Repeat the entries below exactly as they appear, with no pictures.

----------

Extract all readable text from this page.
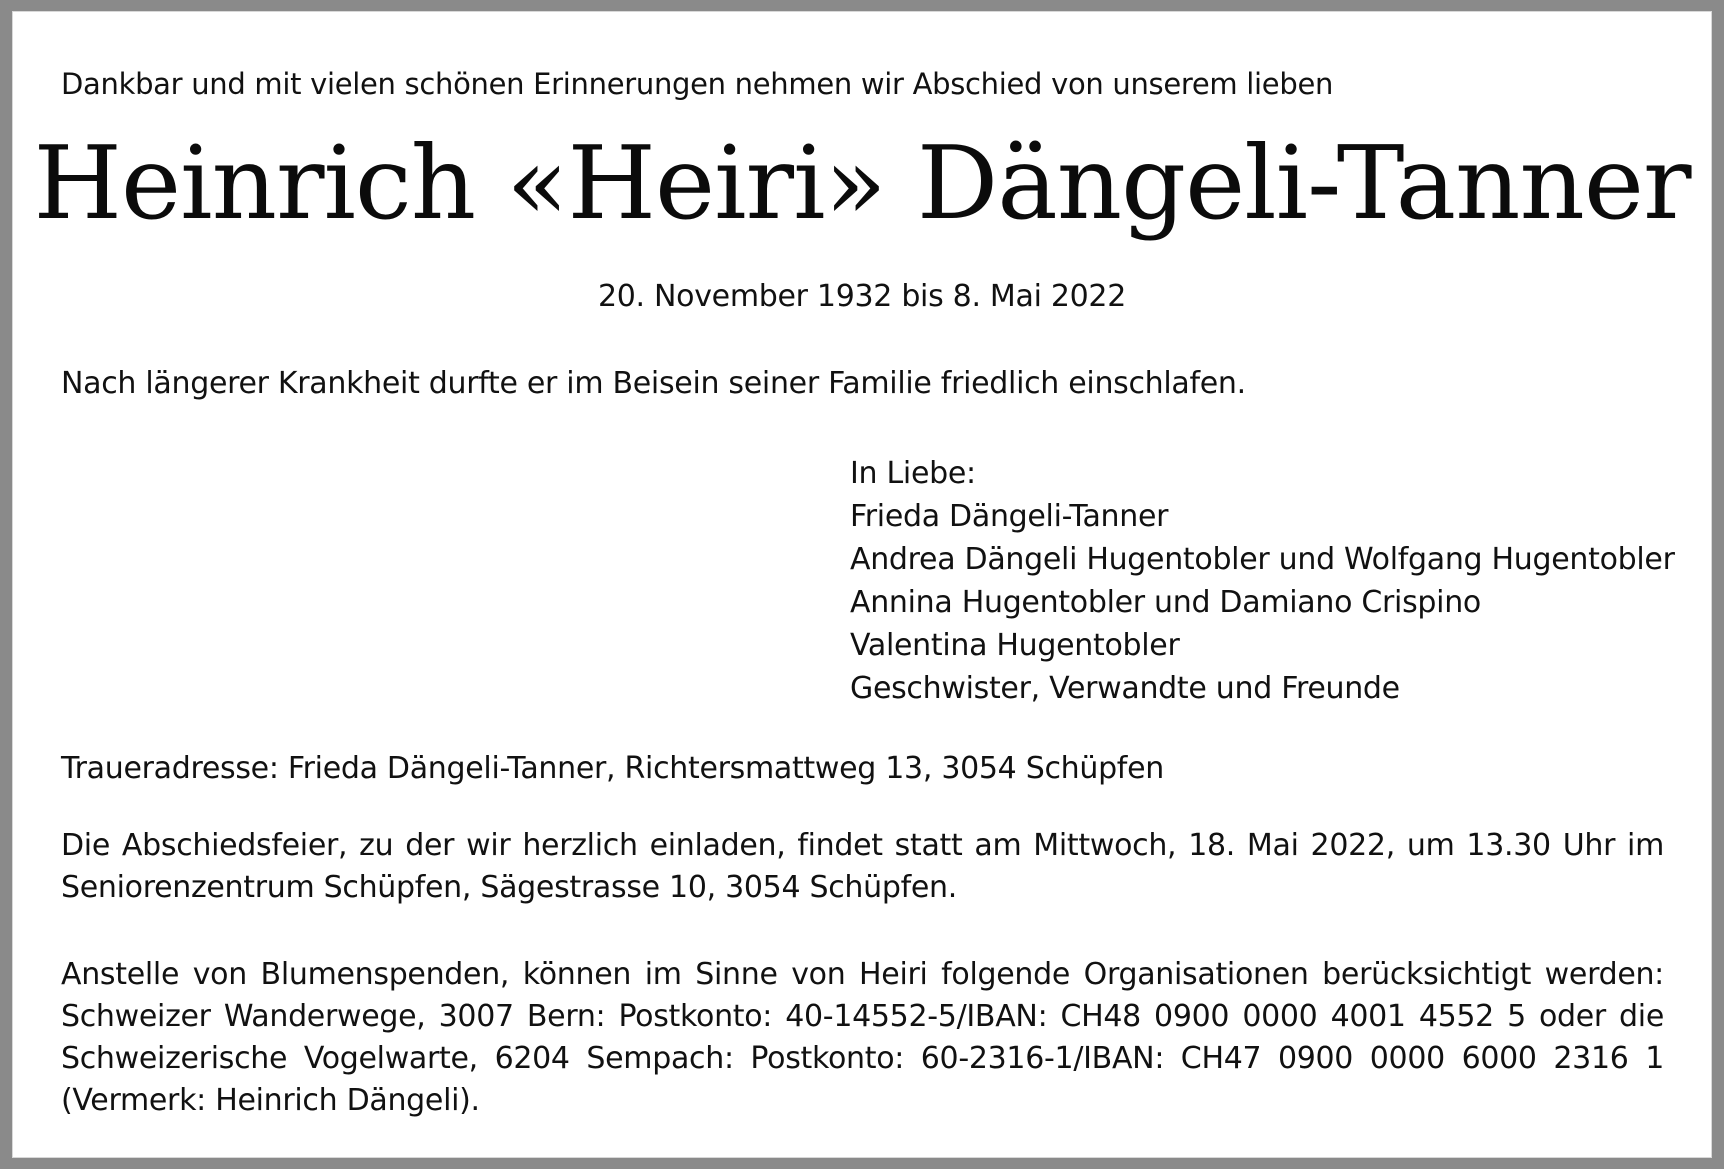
Dankbar und mit vielen schönen Erinnerungen nehmen wir Abschied von unserem lieben
Heinrich «Heiri» Dängeli-Tanner
20. November 1932 bis 8. Mai 2022
Nach längerer Krankheit durfte er im Beisein seiner Familie friedlich einschlafen.
In Liebe:
Frieda Dängeli-Tanner
Andrea Dängeli Hugentobler und Wolfgang Hugentobler
Annina Hugentobler und Damiano Crispino
Valentina Hugentobler
Geschwister, Verwandte und Freunde
Traueradresse: Frieda Dängeli-Tanner, Richtersmattweg 13, 3054 Schüpfen
Die Abschiedsfeier, zu der wir herzlich einladen, findet statt am Mittwoch, 18. Mai 2022, um 13.30 Uhr im
Seniorenzentrum Schüpfen, Sägestrasse 10, 3054 Schüpfen.
Anstelle von Blumenspenden, können im Sinne von Heiri folgende Organisationen berücksichtigt werden:
Schweizer Wanderwege, 3007 Bern: Postkonto: 40-14552-5/IBAN: CH48 0900 0000 4001 4552 5 oder die
Schweizerische Vogelwarte, 6204 Sempach: Postkonto: 60-2316-1/IBAN: CH47 0900 0000 6000 2316 1
(Vermerk: Heinrich Dängeli).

----------

THE RESPONSE:
Extract all readable text from this page.
Dankbar und mit vielen schönen Erinnerungen nehmen wir Abschied von unserem lieben
Heinrich «Heiri» Dängeli-Tanner
20. November 1932 bis 8. Mai 2022
Nach längerer Krankheit durfte er im Beisein seiner Familie friedlich einschlafen.
In Liebe:
Frieda Dängeli-Tanner
Andrea Dängeli Hugentobler und Wolfgang Hugentobler
Annina Hugentobler und Damiano Crispino
Valentina Hugentobler
Geschwister, Verwandte und Freunde
Traueradresse: Frieda Dängeli-Tanner, Richtersmattweg 13, 3054 Schüpfen
Die Abschiedsfeier, zu der wir herzlich einladen, findet statt am Mittwoch, 18. Mai 2022, um 13.30 Uhr im
Seniorenzentrum Schüpfen, Sägestrasse 10, 3054 Schüpfen.
Anstelle von Blumenspenden, können im Sinne von Heiri folgende Organisationen berücksichtigt werden:
Schweizer Wanderwege, 3007 Bern: Postkonto: 40-14552-5/IBAN: CH48 0900 0000 4001 4552 5 oder die
Schweizerische Vogelwarte, 6204 Sempach: Postkonto: 60-2316-1/IBAN: CH47 0900 0000 6000 2316 1
(Vermerk: Heinrich Dängeli).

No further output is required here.